STATED TASK — Look below and pull out each line with the word "this".

RAW RECORDS —
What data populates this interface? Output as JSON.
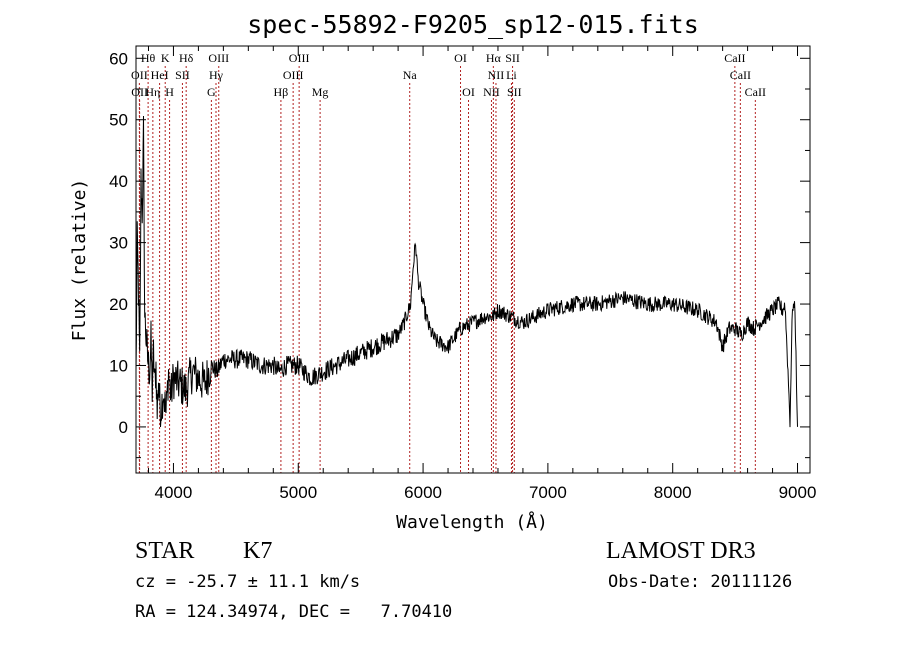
{
  "chart_data": {
    "type": "line",
    "title": "spec-55892-F9205_sp12-015.fits",
    "xlabel": "Wavelength (Å)",
    "ylabel": "Flux (relative)",
    "xlim": [
      3700,
      9100
    ],
    "ylim": [
      -7.5,
      62
    ],
    "xticks": [
      4000,
      5000,
      6000,
      7000,
      8000,
      9000
    ],
    "yticks": [
      0,
      10,
      20,
      30,
      40,
      50,
      60
    ],
    "grid": false,
    "series": [
      {
        "name": "flux",
        "x": [
          3700,
          3710,
          3720,
          3730,
          3740,
          3750,
          3760,
          3770,
          3780,
          3790,
          3800,
          3810,
          3820,
          3830,
          3840,
          3850,
          3860,
          3870,
          3880,
          3890,
          3900,
          3920,
          3940,
          3960,
          3980,
          4000,
          4050,
          4100,
          4150,
          4200,
          4250,
          4300,
          4350,
          4400,
          4500,
          4600,
          4700,
          4800,
          4850,
          4900,
          5000,
          5100,
          5200,
          5300,
          5400,
          5500,
          5600,
          5700,
          5800,
          5850,
          5900,
          5920,
          5940,
          5960,
          6000,
          6050,
          6100,
          6200,
          6300,
          6400,
          6500,
          6560,
          6600,
          6700,
          6800,
          6900,
          7000,
          7200,
          7400,
          7600,
          7800,
          8000,
          8200,
          8350,
          8400,
          8450,
          8500,
          8550,
          8600,
          8650,
          8700,
          8750,
          8800,
          8850,
          8880,
          8900,
          8920,
          8940,
          8960,
          8980,
          9000
        ],
        "y": [
          8,
          30,
          22,
          10,
          40,
          35,
          48,
          18,
          15,
          12,
          10,
          9,
          14,
          6,
          12,
          7,
          10,
          2,
          8,
          4,
          3,
          6,
          2,
          9,
          5,
          8,
          7,
          6,
          9,
          8,
          7,
          10,
          9,
          11,
          11,
          11,
          10,
          10,
          9,
          10,
          10,
          8,
          9,
          10,
          11,
          12,
          13,
          14,
          15,
          17,
          20,
          26,
          30,
          24,
          20,
          16,
          14,
          13,
          16,
          17,
          18,
          18,
          19,
          18,
          17,
          18,
          19,
          20,
          20,
          21,
          20,
          20,
          19,
          17,
          13,
          16,
          16,
          15,
          17,
          16,
          17,
          18,
          19,
          20,
          19,
          20,
          11,
          1,
          20,
          19,
          0
        ]
      }
    ],
    "lines": {
      "row1": [
        {
          "label": "Hθ",
          "x": 3797
        },
        {
          "label": "K",
          "x": 3934
        },
        {
          "label": "Hδ",
          "x": 4102
        },
        {
          "label": "OIII",
          "x": 4363
        },
        {
          "label": "OIII",
          "x": 5007
        },
        {
          "label": "OI",
          "x": 6300
        },
        {
          "label": "Hα",
          "x": 6563
        },
        {
          "label": "SII",
          "x": 6717
        },
        {
          "label": "CaII",
          "x": 8498
        }
      ],
      "row2": [
        {
          "label": "OII",
          "x": 3727
        },
        {
          "label": "HeI",
          "x": 3889
        },
        {
          "label": "SII",
          "x": 4072
        },
        {
          "label": "Hγ",
          "x": 4341
        },
        {
          "label": "OIII",
          "x": 4959
        },
        {
          "label": "Na",
          "x": 5893
        },
        {
          "label": "NII",
          "x": 6584
        },
        {
          "label": "Li",
          "x": 6708
        },
        {
          "label": "CaII",
          "x": 8542
        }
      ],
      "row3": [
        {
          "label": "OII",
          "x": 3729
        },
        {
          "label": "Hη",
          "x": 3835
        },
        {
          "label": "H",
          "x": 3969
        },
        {
          "label": "G",
          "x": 4304
        },
        {
          "label": "Hβ",
          "x": 4861
        },
        {
          "label": "Mg",
          "x": 5175
        },
        {
          "label": "OI",
          "x": 6364
        },
        {
          "label": "NII",
          "x": 6548
        },
        {
          "label": "SII",
          "x": 6731
        },
        {
          "label": "CaII",
          "x": 8662
        }
      ]
    },
    "line_color": "#b22222"
  },
  "info": {
    "object_class": "STAR",
    "subclass": "K7",
    "survey": "LAMOST DR3",
    "cz": "cz = -25.7 ± 11.1 km/s",
    "obs_date": "Obs-Date: 20111126",
    "coords": "RA = 124.34974, DEC =   7.70410"
  }
}
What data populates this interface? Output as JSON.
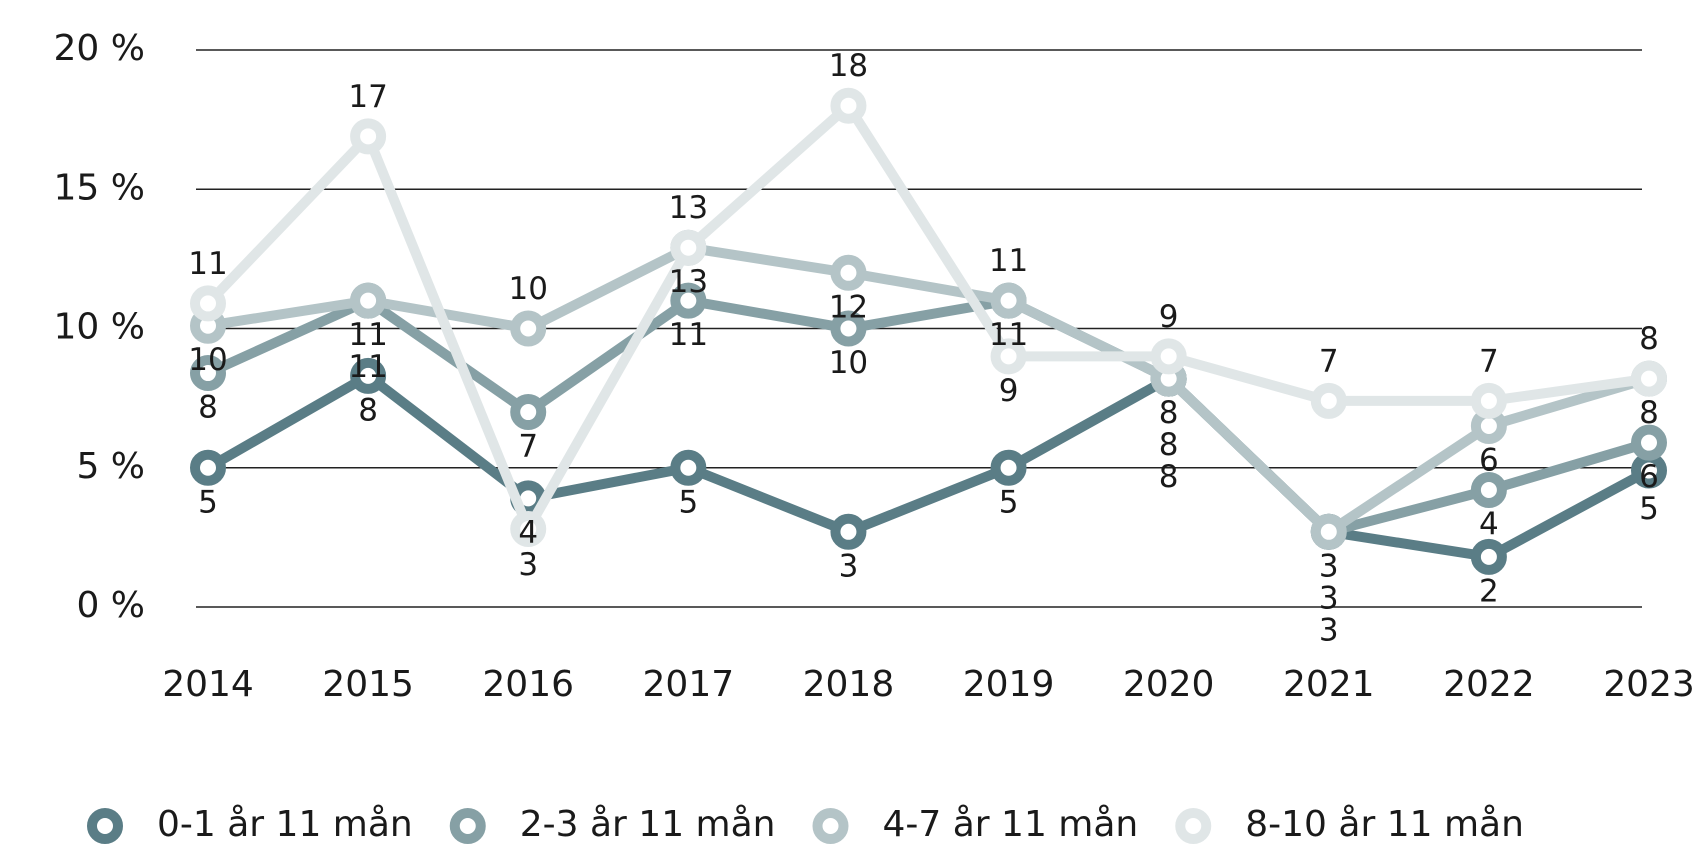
{
  "chart_data": {
    "type": "line",
    "categories": [
      "2014",
      "2015",
      "2016",
      "2017",
      "2018",
      "2019",
      "2020",
      "2021",
      "2022",
      "2023"
    ],
    "ylim": [
      0,
      20
    ],
    "yticks": [
      {
        "value": 0,
        "label": "0 %"
      },
      {
        "value": 5,
        "label": "5 %"
      },
      {
        "value": 10,
        "label": "10 %"
      },
      {
        "value": 15,
        "label": "15 %"
      },
      {
        "value": 20,
        "label": "20 %"
      }
    ],
    "grid": true,
    "legend": "bottom",
    "series": [
      {
        "name": "0-1 år 11 mån",
        "color": "#5a7d86",
        "values": [
          5.0,
          8.3,
          3.9,
          5.0,
          2.7,
          5.0,
          8.2,
          2.7,
          1.8,
          4.9
        ],
        "value_labels": [
          "5",
          "8",
          "4",
          "5",
          "3",
          "5",
          "8",
          "3",
          "2",
          "5"
        ]
      },
      {
        "name": "2-3 år 11 mån",
        "color": "#86a0a5",
        "values": [
          8.4,
          11.0,
          7.0,
          11.0,
          10.0,
          11.0,
          8.2,
          2.7,
          4.2,
          5.9
        ],
        "value_labels": [
          "8",
          "11",
          "7",
          "11",
          "10",
          "11",
          "8",
          "3",
          "4",
          "6"
        ]
      },
      {
        "name": "4-7 år 11 mån",
        "color": "#b4c4c7",
        "values": [
          10.1,
          11.0,
          10.0,
          12.9,
          12.0,
          11.0,
          8.2,
          2.7,
          6.5,
          8.2
        ],
        "value_labels": [
          "10",
          "11",
          "10",
          "13",
          "12",
          "11",
          "8",
          "3",
          "6",
          "8"
        ]
      },
      {
        "name": "8-10 år 11 mån",
        "color": "#e0e6e7",
        "values": [
          10.9,
          16.9,
          2.8,
          12.9,
          18.0,
          9.0,
          9.0,
          7.4,
          7.4,
          8.2
        ],
        "value_labels": [
          "11",
          "17",
          "3",
          "13",
          "18",
          "9",
          "9",
          "7",
          "7",
          "8"
        ]
      }
    ]
  }
}
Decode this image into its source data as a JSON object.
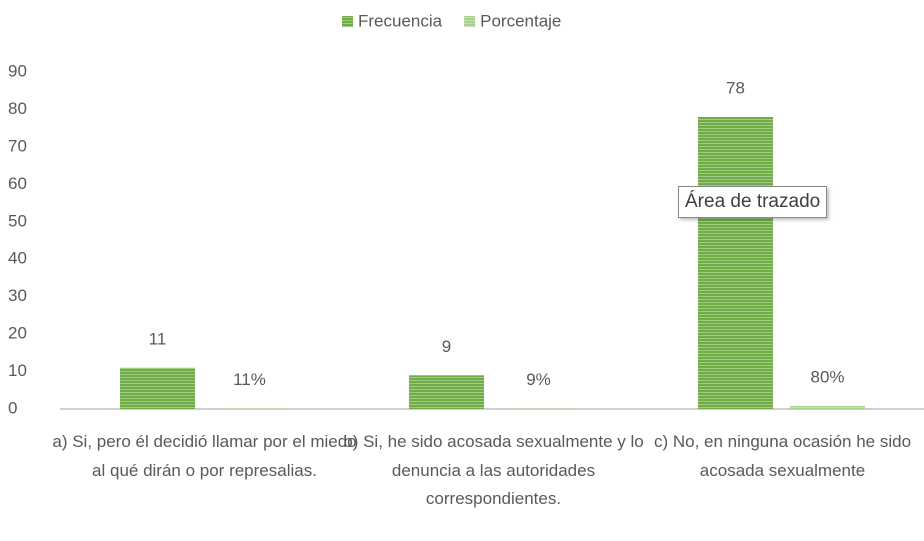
{
  "chart_data": {
    "type": "bar",
    "categories": [
      "a) Si, pero él decidió llamar por el miedo al qué dirán o por represalias.",
      "b) Si, he sido acosada sexualmente y lo denuncia a las autoridades correspondientes.",
      "c) No, en ninguna ocasión he sido acosada sexualmente"
    ],
    "series": [
      {
        "name": "Frecuencia",
        "color": "#70ad47",
        "values": [
          11,
          9,
          78
        ]
      },
      {
        "name": "Porcentaje",
        "color": "#a9d18e",
        "values": [
          0.11,
          0.09,
          0.8
        ],
        "value_labels": [
          "11%",
          "9%",
          "80%"
        ]
      }
    ],
    "ylim": [
      0,
      90
    ],
    "yticks": [
      0,
      10,
      20,
      30,
      40,
      50,
      60,
      70,
      80,
      90
    ],
    "grid": false,
    "legend": "top",
    "tooltip": "Área de trazado"
  }
}
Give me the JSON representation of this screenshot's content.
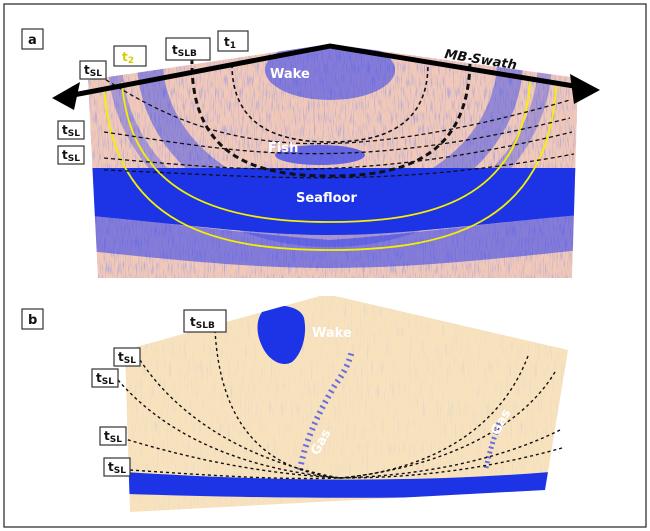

EXERCISE RESULT —
What data populates this interface? Output as JSON.
What data populates this interface? Output as JSON.
Decode this image into its source data as a JSON object.
Give me the JSON representation of this screenshot's content.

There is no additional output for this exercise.